▶ AIM:
Lines holding the string "source" are the ones to copy; find them all in the data.

Figure record extracts
---------------

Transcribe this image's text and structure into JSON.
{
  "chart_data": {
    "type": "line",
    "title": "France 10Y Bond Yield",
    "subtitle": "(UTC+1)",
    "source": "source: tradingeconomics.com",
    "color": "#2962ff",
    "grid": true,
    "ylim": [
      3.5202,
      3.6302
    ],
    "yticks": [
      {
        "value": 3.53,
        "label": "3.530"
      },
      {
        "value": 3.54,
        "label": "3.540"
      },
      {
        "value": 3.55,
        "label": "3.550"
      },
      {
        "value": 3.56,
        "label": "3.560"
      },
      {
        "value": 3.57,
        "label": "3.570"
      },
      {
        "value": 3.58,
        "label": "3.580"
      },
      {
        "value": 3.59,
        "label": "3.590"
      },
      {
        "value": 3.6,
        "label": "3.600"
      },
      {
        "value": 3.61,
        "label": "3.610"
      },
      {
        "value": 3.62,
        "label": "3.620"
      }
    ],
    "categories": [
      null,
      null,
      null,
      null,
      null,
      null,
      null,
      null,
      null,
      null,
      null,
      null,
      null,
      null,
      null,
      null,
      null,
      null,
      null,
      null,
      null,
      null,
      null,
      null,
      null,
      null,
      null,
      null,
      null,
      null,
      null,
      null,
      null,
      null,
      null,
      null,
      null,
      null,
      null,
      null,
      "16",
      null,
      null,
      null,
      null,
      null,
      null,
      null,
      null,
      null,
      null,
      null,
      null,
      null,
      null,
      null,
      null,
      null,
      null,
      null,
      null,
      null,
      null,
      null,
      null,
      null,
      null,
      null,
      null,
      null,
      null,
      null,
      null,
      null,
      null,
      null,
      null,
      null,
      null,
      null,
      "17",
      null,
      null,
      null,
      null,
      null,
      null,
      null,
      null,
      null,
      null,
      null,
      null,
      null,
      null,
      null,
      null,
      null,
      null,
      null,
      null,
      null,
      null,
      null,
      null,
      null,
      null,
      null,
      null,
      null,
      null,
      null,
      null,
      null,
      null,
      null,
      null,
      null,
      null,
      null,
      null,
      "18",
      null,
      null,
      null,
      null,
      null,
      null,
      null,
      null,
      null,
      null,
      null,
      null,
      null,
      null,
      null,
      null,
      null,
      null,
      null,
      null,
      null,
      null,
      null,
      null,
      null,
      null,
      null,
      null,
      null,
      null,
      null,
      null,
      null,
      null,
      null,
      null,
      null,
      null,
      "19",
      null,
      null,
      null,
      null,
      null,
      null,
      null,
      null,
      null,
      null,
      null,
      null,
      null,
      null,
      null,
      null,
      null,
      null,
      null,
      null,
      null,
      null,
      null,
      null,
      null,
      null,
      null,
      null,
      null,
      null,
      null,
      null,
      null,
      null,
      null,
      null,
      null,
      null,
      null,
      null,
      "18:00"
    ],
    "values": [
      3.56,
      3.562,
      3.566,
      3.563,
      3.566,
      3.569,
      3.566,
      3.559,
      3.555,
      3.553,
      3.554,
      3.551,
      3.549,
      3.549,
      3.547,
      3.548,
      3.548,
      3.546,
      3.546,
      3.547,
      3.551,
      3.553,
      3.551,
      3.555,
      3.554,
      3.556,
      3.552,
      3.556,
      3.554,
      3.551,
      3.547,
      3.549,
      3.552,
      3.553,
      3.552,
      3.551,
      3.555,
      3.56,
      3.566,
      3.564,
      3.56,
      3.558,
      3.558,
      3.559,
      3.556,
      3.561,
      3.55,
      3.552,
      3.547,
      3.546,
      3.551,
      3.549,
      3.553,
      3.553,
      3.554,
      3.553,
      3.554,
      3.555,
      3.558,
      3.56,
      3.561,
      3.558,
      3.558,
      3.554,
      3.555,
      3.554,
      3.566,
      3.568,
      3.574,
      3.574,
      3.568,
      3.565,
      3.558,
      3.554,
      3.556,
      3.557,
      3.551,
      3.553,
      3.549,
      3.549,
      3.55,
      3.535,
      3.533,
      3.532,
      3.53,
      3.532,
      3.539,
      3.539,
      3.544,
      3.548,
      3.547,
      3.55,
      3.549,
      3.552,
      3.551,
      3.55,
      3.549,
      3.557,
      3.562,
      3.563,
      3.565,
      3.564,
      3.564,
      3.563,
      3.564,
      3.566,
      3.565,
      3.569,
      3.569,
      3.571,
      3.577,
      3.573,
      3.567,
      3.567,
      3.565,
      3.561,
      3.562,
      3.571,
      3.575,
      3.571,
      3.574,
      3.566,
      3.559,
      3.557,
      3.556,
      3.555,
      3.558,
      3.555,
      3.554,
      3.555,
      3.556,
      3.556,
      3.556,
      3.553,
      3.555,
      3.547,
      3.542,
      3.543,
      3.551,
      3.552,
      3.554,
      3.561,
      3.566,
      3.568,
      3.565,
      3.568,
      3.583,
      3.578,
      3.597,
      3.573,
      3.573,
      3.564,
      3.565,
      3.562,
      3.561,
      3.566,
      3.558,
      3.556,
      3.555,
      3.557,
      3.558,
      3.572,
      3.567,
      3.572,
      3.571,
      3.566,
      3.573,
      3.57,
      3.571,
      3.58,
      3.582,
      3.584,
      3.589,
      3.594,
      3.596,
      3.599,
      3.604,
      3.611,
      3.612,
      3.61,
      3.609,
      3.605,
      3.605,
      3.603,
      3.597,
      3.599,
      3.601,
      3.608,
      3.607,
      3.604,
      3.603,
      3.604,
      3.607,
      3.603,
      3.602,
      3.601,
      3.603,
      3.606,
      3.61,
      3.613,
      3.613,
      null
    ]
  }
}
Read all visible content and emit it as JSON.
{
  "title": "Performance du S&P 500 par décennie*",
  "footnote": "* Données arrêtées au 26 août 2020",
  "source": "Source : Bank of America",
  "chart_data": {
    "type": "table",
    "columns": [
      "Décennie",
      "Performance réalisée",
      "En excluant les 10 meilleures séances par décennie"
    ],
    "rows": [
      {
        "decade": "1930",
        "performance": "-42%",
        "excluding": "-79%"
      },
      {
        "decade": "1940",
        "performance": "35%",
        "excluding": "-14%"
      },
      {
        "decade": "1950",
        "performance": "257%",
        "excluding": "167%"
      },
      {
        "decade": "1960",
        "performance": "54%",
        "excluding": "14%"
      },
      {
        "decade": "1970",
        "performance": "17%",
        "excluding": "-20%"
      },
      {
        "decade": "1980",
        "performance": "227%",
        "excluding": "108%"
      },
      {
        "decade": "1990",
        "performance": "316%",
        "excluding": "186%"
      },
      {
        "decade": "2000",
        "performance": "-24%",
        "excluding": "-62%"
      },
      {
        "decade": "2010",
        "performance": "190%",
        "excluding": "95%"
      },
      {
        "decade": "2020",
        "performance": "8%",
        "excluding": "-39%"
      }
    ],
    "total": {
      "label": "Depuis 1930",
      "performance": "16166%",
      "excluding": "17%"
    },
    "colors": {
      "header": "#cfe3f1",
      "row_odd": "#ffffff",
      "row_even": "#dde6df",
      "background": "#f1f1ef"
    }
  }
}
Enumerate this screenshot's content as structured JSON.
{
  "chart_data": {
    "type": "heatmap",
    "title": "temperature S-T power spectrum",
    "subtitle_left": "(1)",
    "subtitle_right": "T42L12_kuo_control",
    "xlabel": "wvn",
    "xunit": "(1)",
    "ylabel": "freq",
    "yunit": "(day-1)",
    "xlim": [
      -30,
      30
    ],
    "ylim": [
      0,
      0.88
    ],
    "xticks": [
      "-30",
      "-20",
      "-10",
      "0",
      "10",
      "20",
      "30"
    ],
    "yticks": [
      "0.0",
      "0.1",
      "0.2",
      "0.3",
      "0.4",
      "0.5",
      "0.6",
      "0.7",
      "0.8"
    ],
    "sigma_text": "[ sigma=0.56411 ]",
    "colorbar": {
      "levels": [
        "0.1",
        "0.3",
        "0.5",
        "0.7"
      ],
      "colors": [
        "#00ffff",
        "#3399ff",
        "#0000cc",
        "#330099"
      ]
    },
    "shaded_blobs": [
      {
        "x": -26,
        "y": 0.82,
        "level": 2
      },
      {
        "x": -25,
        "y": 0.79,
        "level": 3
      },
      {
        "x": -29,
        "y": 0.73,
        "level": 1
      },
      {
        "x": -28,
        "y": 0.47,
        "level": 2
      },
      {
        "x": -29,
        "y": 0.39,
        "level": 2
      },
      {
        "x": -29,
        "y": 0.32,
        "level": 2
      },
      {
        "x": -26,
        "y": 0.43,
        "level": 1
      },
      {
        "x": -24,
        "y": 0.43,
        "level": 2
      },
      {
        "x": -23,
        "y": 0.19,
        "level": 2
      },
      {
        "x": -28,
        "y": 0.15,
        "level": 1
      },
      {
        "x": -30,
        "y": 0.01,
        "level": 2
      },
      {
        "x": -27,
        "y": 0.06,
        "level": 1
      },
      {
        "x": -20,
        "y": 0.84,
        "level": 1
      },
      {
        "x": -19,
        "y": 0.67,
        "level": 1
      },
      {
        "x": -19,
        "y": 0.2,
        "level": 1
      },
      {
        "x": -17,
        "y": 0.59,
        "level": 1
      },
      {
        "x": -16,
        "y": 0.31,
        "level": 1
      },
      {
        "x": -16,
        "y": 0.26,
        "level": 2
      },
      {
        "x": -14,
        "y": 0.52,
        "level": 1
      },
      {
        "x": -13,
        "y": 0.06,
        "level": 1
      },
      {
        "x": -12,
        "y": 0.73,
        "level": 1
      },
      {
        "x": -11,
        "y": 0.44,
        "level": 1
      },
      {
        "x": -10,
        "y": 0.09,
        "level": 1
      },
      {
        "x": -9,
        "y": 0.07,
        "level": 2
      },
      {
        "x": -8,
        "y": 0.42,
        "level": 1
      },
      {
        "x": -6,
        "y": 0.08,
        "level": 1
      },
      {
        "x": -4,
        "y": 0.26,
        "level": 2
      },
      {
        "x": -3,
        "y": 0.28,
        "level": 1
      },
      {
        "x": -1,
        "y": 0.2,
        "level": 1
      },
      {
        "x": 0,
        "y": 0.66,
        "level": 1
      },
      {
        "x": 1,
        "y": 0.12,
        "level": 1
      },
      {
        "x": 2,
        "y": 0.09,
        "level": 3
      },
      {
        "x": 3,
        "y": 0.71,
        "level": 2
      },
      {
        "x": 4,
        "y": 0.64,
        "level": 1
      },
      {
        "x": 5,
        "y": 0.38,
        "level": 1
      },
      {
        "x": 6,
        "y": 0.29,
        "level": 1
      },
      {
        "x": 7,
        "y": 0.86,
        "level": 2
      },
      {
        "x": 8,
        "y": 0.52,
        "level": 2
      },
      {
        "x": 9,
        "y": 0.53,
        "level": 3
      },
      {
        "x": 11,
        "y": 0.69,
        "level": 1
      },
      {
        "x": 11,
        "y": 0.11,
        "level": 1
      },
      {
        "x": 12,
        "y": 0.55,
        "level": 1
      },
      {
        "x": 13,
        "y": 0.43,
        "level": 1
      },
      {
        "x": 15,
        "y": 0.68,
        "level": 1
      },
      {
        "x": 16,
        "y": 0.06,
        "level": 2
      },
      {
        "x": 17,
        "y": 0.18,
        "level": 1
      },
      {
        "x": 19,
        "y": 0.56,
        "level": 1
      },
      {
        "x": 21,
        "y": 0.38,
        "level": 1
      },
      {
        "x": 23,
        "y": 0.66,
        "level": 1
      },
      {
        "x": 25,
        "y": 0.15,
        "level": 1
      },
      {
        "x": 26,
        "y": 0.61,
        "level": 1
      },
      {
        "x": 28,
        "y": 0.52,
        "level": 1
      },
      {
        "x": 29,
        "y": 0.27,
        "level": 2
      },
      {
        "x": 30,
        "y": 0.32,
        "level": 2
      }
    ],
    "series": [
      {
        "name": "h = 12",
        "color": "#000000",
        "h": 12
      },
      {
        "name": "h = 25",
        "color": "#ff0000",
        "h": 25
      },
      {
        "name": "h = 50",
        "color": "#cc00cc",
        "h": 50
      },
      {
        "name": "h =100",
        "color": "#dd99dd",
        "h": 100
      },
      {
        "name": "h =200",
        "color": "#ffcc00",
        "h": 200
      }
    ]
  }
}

---------------

▶ RESPONSE FOR THIS EXERCISE:
    "source": "source: tradingeconomics.com",
  "source": "Source : Bank of America",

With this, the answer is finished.